:: WORK TO COMPLETE ::
Write the material out again, line by line, exactly as it is.

:: SUPPLIED ENTRIES ::
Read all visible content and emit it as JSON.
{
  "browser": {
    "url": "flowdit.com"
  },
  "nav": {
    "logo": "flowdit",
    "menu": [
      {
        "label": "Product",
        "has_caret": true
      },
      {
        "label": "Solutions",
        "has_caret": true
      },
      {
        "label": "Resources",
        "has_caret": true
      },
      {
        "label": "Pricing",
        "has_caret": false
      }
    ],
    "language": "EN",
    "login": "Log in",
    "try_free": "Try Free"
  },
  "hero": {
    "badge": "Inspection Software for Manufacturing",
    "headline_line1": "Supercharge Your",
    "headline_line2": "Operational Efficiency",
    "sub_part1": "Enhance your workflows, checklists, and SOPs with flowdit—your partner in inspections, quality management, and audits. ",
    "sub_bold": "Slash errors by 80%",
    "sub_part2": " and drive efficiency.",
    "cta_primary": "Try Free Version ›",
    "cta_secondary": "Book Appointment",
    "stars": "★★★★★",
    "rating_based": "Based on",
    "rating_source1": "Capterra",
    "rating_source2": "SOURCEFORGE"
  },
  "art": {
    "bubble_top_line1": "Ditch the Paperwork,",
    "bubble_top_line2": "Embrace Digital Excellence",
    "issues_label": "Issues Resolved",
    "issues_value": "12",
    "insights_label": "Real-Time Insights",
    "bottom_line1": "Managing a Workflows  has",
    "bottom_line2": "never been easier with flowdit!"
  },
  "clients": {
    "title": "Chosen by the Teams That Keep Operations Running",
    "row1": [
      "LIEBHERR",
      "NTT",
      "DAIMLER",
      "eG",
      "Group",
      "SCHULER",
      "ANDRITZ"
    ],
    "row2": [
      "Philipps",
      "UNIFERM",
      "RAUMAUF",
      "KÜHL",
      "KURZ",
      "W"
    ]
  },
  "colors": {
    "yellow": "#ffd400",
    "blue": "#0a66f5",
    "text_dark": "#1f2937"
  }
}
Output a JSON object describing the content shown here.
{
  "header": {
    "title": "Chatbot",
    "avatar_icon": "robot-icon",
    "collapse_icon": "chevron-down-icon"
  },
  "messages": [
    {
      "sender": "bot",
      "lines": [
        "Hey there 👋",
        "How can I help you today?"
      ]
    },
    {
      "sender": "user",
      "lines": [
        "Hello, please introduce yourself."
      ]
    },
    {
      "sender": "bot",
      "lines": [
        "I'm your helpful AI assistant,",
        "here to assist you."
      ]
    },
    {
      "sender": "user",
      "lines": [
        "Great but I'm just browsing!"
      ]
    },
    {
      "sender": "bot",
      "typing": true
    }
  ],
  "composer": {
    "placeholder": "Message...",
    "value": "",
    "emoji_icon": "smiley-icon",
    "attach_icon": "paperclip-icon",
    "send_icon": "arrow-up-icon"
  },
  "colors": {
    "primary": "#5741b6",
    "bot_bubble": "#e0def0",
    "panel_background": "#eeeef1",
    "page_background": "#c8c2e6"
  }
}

:: EXERCISE OUTPUT ::
Read all visible content and emit it as JSON.
{
  "browser": {
    "url": "flowdit.com"
  },
  "nav": {
    "logo": "flowdit",
    "menu": [
      {
        "label": "Product",
        "has_caret": true
      },
      {
        "label": "Solutions",
        "has_caret": true
      },
      {
        "label": "Resources",
        "has_caret": true
      },
      {
        "label": "Pricing",
        "has_caret": false
      }
    ],
    "language": "EN",
    "login": "Log in",
    "try_free": "Try Free"
  },
  "hero": {
    "badge": "Inspection Software for Manufacturing",
    "headline_line1": "Supercharge Your",
    "headline_line2": "Operational Efficiency",
    "sub_part1": "Enhance your workflows, checklists, and SOPs with flowdit—your partner in inspections, quality management, and audits. ",
    "sub_bold": "Slash errors by 80%",
    "sub_part2": " and drive efficiency.",
    "cta_primary": "Try Free Version ›",
    "cta_secondary": "Book Appointment",
    "stars": "★★★★★",
    "rating_based": "Based on",
    "rating_source1": "Capterra",
    "rating_source2": "SOURCEFORGE"
  },
  "art": {
    "bubble_top_line1": "Ditch the Paperwork,",
    "bubble_top_line2": "Embrace Digital Excellence",
    "issues_label": "Issues Resolved",
    "issues_value": "12",
    "insights_label": "Real-Time Insights",
    "bottom_line1": "Managing a Workflows  has",
    "bottom_line2": "never been easier with flowdit!"
  },
  "clients": {
    "title": "Chosen by the Teams That Keep Operations Running",
    "row1": [
      "LIEBHERR",
      "NTT",
      "DAIMLER",
      "eG",
      "Group",
      "SCHULER",
      "ANDRITZ"
    ],
    "row2": [
      "Philipps",
      "UNIFERM",
      "RAUMAUF",
      "KÜHL",
      "KURZ",
      "W"
    ]
  },
  "colors": {
    "yellow": "#ffd400",
    "blue": "#0a66f5",
    "text_dark": "#1f2937"
  }
}
Output a JSON object describing the content shown here.
{
  "header": {
    "title": "Chatbot",
    "avatar_icon": "robot-icon",
    "collapse_icon": "chevron-down-icon"
  },
  "messages": [
    {
      "sender": "bot",
      "lines": [
        "Hey there 👋",
        "How can I help you today?"
      ]
    },
    {
      "sender": "user",
      "lines": [
        "Hello, please introduce yourself."
      ]
    },
    {
      "sender": "bot",
      "lines": [
        "I'm your helpful AI assistant,",
        "here to assist you."
      ]
    },
    {
      "sender": "user",
      "lines": [
        "Great but I'm just browsing!"
      ]
    },
    {
      "sender": "bot",
      "typing": true
    }
  ],
  "composer": {
    "placeholder": "Message...",
    "value": "",
    "emoji_icon": "smiley-icon",
    "attach_icon": "paperclip-icon",
    "send_icon": "arrow-up-icon"
  },
  "colors": {
    "primary": "#5741b6",
    "bot_bubble": "#e0def0",
    "panel_background": "#eeeef1",
    "page_background": "#c8c2e6"
  }
}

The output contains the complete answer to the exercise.